Records from a data source
▬▬▬▬▬▬
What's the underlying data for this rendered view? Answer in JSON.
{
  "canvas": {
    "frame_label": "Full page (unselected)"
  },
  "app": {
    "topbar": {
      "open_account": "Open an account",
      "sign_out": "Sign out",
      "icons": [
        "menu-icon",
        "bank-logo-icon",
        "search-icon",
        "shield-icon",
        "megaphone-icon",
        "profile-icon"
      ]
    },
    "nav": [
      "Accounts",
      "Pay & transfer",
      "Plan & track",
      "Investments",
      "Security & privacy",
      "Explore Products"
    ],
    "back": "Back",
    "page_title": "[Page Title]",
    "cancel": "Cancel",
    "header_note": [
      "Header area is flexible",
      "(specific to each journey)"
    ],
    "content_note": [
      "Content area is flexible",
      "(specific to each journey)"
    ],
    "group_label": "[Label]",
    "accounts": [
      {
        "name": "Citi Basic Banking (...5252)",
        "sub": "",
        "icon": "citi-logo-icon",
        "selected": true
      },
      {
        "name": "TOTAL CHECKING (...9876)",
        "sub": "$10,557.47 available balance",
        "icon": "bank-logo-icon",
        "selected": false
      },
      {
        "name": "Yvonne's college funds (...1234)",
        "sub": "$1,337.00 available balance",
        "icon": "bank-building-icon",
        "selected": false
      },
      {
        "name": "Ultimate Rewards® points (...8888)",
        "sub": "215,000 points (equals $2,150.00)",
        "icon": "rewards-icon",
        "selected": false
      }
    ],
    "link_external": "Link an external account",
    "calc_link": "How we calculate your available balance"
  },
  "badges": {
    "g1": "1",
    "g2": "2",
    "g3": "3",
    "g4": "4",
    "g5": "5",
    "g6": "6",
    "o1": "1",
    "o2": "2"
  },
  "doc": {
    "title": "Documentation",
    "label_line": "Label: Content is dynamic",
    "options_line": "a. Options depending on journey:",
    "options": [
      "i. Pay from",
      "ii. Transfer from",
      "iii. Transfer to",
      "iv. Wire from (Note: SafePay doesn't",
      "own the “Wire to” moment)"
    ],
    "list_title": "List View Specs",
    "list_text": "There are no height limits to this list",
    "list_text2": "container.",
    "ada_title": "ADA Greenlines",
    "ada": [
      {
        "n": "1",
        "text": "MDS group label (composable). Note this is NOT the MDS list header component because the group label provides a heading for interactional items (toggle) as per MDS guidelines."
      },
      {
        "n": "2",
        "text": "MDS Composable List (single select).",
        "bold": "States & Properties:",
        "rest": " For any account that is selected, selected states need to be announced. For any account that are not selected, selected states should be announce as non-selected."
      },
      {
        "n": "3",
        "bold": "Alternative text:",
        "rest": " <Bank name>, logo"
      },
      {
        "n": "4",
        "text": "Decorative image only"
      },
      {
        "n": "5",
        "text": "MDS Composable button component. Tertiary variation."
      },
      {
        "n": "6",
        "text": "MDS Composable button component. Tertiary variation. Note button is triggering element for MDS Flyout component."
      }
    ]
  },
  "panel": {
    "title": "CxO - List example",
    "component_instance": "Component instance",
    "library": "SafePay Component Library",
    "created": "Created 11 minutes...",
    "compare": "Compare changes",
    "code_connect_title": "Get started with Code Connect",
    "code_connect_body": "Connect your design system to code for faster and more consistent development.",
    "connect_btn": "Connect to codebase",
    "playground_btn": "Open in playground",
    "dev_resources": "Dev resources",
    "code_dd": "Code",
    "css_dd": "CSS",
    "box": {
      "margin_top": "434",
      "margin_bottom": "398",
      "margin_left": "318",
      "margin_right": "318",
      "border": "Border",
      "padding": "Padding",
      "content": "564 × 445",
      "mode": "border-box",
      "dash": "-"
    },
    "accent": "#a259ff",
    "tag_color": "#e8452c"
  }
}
▬▬▬▬▬▬
Give only a number: how many lines of the data hold the string "SafePay"?

WRITTEN SOLUTION
2